── LISTING ──

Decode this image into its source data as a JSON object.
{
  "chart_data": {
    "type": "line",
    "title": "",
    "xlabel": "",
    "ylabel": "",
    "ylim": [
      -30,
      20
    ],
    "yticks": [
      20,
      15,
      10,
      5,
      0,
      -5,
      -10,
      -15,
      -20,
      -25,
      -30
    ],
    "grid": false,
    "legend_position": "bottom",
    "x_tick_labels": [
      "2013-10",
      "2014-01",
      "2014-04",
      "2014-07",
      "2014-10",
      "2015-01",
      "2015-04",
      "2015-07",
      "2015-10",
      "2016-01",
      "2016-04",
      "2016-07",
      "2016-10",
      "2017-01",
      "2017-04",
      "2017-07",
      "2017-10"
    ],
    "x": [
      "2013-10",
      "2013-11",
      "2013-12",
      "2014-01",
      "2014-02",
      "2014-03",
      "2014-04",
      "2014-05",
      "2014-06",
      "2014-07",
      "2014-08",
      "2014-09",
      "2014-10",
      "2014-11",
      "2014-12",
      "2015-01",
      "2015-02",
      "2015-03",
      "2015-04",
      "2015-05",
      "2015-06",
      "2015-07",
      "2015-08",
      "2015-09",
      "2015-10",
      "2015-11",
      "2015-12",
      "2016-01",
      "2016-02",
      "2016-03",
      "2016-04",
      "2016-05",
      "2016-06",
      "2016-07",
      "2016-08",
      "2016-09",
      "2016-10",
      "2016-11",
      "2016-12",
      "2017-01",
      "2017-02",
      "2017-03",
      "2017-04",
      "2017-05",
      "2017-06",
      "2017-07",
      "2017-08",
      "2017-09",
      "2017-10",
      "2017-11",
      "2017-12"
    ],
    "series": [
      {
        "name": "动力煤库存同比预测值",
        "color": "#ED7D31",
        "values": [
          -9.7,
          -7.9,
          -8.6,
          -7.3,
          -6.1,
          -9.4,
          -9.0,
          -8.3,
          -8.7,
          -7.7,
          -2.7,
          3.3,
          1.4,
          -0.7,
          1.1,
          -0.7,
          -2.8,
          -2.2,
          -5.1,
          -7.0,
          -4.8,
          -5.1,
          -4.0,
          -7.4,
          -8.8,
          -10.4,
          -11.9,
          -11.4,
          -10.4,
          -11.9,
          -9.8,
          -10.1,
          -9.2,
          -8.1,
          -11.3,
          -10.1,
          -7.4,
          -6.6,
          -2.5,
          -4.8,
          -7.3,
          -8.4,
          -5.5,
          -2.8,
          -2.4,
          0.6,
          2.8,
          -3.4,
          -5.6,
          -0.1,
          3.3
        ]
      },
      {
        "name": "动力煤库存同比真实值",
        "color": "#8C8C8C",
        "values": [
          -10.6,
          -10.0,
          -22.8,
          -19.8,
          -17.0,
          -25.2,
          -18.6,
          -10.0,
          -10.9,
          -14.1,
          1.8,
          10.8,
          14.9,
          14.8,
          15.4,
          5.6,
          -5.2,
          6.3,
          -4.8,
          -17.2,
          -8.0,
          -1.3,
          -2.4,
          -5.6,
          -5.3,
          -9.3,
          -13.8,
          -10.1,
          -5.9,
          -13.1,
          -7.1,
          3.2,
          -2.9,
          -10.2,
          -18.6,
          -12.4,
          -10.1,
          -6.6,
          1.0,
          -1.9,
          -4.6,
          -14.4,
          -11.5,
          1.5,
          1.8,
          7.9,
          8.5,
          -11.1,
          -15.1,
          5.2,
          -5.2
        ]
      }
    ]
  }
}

───

▸ **WHAT IS REQUIRED**: Restate the data above word for word, please.

▸ **ANSWER FOR THIS EXERCISE**:
Decode this image into its source data as a JSON object.
{
  "chart_data": {
    "type": "line",
    "title": "",
    "xlabel": "",
    "ylabel": "",
    "ylim": [
      -30,
      20
    ],
    "yticks": [
      20,
      15,
      10,
      5,
      0,
      -5,
      -10,
      -15,
      -20,
      -25,
      -30
    ],
    "grid": false,
    "legend_position": "bottom",
    "x_tick_labels": [
      "2013-10",
      "2014-01",
      "2014-04",
      "2014-07",
      "2014-10",
      "2015-01",
      "2015-04",
      "2015-07",
      "2015-10",
      "2016-01",
      "2016-04",
      "2016-07",
      "2016-10",
      "2017-01",
      "2017-04",
      "2017-07",
      "2017-10"
    ],
    "x": [
      "2013-10",
      "2013-11",
      "2013-12",
      "2014-01",
      "2014-02",
      "2014-03",
      "2014-04",
      "2014-05",
      "2014-06",
      "2014-07",
      "2014-08",
      "2014-09",
      "2014-10",
      "2014-11",
      "2014-12",
      "2015-01",
      "2015-02",
      "2015-03",
      "2015-04",
      "2015-05",
      "2015-06",
      "2015-07",
      "2015-08",
      "2015-09",
      "2015-10",
      "2015-11",
      "2015-12",
      "2016-01",
      "2016-02",
      "2016-03",
      "2016-04",
      "2016-05",
      "2016-06",
      "2016-07",
      "2016-08",
      "2016-09",
      "2016-10",
      "2016-11",
      "2016-12",
      "2017-01",
      "2017-02",
      "2017-03",
      "2017-04",
      "2017-05",
      "2017-06",
      "2017-07",
      "2017-08",
      "2017-09",
      "2017-10",
      "2017-11",
      "2017-12"
    ],
    "series": [
      {
        "name": "动力煤库存同比预测值",
        "color": "#ED7D31",
        "values": [
          -9.7,
          -7.9,
          -8.6,
          -7.3,
          -6.1,
          -9.4,
          -9.0,
          -8.3,
          -8.7,
          -7.7,
          -2.7,
          3.3,
          1.4,
          -0.7,
          1.1,
          -0.7,
          -2.8,
          -2.2,
          -5.1,
          -7.0,
          -4.8,
          -5.1,
          -4.0,
          -7.4,
          -8.8,
          -10.4,
          -11.9,
          -11.4,
          -10.4,
          -11.9,
          -9.8,
          -10.1,
          -9.2,
          -8.1,
          -11.3,
          -10.1,
          -7.4,
          -6.6,
          -2.5,
          -4.8,
          -7.3,
          -8.4,
          -5.5,
          -2.8,
          -2.4,
          0.6,
          2.8,
          -3.4,
          -5.6,
          -0.1,
          3.3
        ]
      },
      {
        "name": "动力煤库存同比真实值",
        "color": "#8C8C8C",
        "values": [
          -10.6,
          -10.0,
          -22.8,
          -19.8,
          -17.0,
          -25.2,
          -18.6,
          -10.0,
          -10.9,
          -14.1,
          1.8,
          10.8,
          14.9,
          14.8,
          15.4,
          5.6,
          -5.2,
          6.3,
          -4.8,
          -17.2,
          -8.0,
          -1.3,
          -2.4,
          -5.6,
          -5.3,
          -9.3,
          -13.8,
          -10.1,
          -5.9,
          -13.1,
          -7.1,
          3.2,
          -2.9,
          -10.2,
          -18.6,
          -12.4,
          -10.1,
          -6.6,
          1.0,
          -1.9,
          -4.6,
          -14.4,
          -11.5,
          1.5,
          1.8,
          7.9,
          8.5,
          -11.1,
          -15.1,
          5.2,
          -5.2
        ]
      }
    ]
  }
}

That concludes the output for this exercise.